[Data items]
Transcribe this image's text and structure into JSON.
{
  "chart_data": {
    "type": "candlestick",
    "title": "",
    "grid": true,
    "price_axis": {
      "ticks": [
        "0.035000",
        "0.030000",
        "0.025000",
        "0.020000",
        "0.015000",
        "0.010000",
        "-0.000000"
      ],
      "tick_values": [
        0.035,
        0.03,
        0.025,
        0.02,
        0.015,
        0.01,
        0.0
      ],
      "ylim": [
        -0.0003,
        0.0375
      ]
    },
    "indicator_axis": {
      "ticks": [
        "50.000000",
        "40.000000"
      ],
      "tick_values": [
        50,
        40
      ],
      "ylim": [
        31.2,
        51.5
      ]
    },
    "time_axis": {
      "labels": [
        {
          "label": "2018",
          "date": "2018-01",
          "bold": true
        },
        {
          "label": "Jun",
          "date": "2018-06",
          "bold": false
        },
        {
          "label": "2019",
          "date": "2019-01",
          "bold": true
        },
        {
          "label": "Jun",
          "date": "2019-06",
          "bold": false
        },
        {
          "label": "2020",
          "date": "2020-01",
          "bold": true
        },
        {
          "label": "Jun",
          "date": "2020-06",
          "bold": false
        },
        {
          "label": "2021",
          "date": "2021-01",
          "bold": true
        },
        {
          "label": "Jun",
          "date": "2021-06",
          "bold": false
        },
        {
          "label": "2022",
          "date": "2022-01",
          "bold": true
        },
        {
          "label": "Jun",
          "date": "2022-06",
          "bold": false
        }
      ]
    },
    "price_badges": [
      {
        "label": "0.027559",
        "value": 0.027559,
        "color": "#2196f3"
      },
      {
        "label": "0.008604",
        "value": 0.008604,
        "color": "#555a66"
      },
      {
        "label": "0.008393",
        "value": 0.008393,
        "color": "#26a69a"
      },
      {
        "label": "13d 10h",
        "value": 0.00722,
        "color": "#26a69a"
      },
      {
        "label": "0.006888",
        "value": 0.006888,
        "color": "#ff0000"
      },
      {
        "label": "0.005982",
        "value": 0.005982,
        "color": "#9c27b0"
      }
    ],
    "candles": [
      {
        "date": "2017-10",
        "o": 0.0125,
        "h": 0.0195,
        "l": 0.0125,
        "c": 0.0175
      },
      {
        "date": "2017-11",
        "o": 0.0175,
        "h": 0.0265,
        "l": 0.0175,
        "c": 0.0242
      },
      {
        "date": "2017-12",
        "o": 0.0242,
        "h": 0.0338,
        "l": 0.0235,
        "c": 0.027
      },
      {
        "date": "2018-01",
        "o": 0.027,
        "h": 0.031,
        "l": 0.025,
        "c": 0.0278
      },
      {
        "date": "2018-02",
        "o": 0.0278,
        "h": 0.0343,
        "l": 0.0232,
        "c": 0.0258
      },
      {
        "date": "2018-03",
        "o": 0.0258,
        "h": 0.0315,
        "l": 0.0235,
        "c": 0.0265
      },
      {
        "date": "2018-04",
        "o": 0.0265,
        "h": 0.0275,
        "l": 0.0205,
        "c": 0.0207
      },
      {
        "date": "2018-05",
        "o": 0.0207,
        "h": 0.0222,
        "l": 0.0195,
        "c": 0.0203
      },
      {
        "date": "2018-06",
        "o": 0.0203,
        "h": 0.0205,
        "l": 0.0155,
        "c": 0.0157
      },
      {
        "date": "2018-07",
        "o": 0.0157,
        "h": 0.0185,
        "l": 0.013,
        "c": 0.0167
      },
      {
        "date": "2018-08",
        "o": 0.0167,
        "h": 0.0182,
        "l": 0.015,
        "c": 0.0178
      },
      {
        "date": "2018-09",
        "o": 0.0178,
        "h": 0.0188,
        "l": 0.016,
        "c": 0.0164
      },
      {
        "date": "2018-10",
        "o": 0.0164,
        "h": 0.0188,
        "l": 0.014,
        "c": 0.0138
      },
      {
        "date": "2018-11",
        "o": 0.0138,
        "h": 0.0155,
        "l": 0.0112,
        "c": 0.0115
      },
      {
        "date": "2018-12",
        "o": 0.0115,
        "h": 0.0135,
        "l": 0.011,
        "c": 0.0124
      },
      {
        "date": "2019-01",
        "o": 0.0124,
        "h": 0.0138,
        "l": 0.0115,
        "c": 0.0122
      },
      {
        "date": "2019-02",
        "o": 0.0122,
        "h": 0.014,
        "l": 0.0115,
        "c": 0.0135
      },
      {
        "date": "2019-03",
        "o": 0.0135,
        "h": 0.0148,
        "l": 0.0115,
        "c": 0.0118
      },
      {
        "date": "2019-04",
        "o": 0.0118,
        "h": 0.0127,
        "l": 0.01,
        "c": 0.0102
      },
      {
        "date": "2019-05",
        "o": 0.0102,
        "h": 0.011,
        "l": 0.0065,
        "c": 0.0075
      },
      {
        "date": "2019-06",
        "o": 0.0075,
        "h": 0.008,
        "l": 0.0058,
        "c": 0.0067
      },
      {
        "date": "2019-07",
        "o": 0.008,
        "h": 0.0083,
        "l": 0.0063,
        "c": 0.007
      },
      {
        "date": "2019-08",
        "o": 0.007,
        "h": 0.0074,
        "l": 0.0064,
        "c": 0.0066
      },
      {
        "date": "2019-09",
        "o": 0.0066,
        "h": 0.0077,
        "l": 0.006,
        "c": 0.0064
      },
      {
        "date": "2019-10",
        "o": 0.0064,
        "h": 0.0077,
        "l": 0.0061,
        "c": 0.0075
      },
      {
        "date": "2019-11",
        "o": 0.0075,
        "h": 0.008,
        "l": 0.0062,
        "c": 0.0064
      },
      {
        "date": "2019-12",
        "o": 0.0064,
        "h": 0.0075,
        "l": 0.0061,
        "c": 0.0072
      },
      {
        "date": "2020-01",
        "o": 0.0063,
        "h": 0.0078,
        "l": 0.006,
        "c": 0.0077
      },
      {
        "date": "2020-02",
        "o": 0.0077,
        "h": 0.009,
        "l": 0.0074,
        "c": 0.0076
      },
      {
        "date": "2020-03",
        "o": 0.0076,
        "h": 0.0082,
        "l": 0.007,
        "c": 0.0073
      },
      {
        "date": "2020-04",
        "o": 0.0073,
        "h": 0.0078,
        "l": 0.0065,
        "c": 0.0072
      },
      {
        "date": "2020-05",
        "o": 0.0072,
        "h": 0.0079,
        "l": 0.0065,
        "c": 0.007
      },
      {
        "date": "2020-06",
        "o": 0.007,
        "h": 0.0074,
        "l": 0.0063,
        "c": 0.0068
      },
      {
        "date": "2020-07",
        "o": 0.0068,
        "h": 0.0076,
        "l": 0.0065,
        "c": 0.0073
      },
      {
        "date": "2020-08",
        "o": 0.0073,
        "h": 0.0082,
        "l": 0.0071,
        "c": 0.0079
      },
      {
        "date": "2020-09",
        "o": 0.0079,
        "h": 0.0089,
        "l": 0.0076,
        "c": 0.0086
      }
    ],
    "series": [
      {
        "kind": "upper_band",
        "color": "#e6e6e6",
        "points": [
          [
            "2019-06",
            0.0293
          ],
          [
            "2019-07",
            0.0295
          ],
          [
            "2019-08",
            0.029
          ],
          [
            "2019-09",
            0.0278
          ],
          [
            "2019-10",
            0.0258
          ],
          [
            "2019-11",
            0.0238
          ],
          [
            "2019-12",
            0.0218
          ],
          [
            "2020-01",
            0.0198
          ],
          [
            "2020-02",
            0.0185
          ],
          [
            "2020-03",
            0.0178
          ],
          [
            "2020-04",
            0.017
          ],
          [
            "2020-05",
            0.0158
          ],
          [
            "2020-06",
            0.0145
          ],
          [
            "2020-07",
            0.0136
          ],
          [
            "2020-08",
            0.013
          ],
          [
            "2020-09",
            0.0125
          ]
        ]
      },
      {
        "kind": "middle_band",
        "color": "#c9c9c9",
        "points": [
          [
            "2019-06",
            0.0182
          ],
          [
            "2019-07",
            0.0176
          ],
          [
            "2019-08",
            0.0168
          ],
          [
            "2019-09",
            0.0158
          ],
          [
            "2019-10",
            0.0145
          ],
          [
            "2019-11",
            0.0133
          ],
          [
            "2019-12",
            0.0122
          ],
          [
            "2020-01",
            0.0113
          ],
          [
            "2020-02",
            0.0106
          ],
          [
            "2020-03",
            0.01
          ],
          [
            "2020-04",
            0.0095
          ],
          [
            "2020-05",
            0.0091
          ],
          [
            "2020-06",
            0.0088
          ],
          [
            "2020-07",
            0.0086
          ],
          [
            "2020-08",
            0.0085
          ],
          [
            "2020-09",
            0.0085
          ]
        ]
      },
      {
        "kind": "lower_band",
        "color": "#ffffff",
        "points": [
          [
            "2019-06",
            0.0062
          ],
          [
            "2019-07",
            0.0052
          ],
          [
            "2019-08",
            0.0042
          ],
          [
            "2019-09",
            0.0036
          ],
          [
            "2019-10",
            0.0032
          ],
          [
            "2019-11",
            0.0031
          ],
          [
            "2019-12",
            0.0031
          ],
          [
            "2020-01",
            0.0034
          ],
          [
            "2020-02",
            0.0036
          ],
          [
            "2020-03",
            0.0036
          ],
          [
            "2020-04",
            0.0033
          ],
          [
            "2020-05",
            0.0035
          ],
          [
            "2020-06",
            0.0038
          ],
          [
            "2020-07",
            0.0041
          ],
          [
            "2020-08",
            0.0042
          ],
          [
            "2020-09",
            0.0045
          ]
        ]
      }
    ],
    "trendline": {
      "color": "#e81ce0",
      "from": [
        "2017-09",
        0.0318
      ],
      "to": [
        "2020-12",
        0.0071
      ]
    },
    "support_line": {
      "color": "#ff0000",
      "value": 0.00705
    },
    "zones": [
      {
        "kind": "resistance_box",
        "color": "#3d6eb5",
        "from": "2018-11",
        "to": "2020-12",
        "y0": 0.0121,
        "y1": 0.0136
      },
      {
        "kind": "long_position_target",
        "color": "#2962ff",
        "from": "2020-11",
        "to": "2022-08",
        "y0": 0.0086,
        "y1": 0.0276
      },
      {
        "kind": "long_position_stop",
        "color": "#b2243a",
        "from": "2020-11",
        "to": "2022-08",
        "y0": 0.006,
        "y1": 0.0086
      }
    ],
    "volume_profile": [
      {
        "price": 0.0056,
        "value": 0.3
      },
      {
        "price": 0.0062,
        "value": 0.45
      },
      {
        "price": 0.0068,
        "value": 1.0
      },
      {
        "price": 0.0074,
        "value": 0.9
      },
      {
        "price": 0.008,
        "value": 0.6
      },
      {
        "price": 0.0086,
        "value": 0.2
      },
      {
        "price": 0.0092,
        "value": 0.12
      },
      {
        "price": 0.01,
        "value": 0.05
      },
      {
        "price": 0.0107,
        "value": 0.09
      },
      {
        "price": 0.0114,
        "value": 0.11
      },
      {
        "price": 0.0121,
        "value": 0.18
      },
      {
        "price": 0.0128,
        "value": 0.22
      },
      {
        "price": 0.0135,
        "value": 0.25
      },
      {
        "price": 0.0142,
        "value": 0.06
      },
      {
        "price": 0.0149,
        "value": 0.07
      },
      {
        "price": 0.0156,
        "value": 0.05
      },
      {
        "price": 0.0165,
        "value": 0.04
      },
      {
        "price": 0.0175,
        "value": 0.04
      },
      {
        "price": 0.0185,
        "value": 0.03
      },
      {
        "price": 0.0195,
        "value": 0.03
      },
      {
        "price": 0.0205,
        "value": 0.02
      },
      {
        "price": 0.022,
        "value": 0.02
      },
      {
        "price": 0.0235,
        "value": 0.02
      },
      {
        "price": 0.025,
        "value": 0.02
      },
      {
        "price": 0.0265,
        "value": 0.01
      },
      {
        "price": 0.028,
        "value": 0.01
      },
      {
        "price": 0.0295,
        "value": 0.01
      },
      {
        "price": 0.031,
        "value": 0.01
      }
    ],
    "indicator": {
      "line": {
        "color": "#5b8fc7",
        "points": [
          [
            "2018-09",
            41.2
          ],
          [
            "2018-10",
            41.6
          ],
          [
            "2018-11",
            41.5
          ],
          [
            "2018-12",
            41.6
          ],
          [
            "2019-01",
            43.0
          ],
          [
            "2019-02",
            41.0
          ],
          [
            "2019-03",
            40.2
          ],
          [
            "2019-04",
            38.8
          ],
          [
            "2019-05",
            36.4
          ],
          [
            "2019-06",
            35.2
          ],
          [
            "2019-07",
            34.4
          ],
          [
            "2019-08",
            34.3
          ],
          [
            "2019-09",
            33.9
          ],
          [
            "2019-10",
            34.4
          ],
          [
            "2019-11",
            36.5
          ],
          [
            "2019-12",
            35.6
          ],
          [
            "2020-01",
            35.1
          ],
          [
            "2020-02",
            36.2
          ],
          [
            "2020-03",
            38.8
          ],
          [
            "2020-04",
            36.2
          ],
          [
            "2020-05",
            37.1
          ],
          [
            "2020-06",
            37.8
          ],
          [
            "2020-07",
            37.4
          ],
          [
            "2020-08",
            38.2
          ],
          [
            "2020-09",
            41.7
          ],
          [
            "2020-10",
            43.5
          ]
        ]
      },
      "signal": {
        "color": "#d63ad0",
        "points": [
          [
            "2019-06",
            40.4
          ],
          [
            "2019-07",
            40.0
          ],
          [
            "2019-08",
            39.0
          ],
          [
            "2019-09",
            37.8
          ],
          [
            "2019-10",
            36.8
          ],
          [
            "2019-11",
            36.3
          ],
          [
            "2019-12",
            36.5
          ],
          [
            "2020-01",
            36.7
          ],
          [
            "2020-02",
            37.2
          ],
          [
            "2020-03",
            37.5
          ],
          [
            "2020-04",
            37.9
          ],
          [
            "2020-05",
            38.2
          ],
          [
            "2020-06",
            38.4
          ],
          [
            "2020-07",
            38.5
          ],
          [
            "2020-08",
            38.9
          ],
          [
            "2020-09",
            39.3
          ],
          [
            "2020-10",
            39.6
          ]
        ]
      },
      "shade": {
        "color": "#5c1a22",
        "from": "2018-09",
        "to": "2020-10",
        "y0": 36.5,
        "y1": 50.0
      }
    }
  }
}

● **WORK REQUIRED**
All lines holding the word "from" should be picked out and copied.

● **EXERCISE SOLUTION**
      "from": [
        "from": "2018-11",
        "from": "2020-11",
        "from": "2020-11",
        "from": "2018-09",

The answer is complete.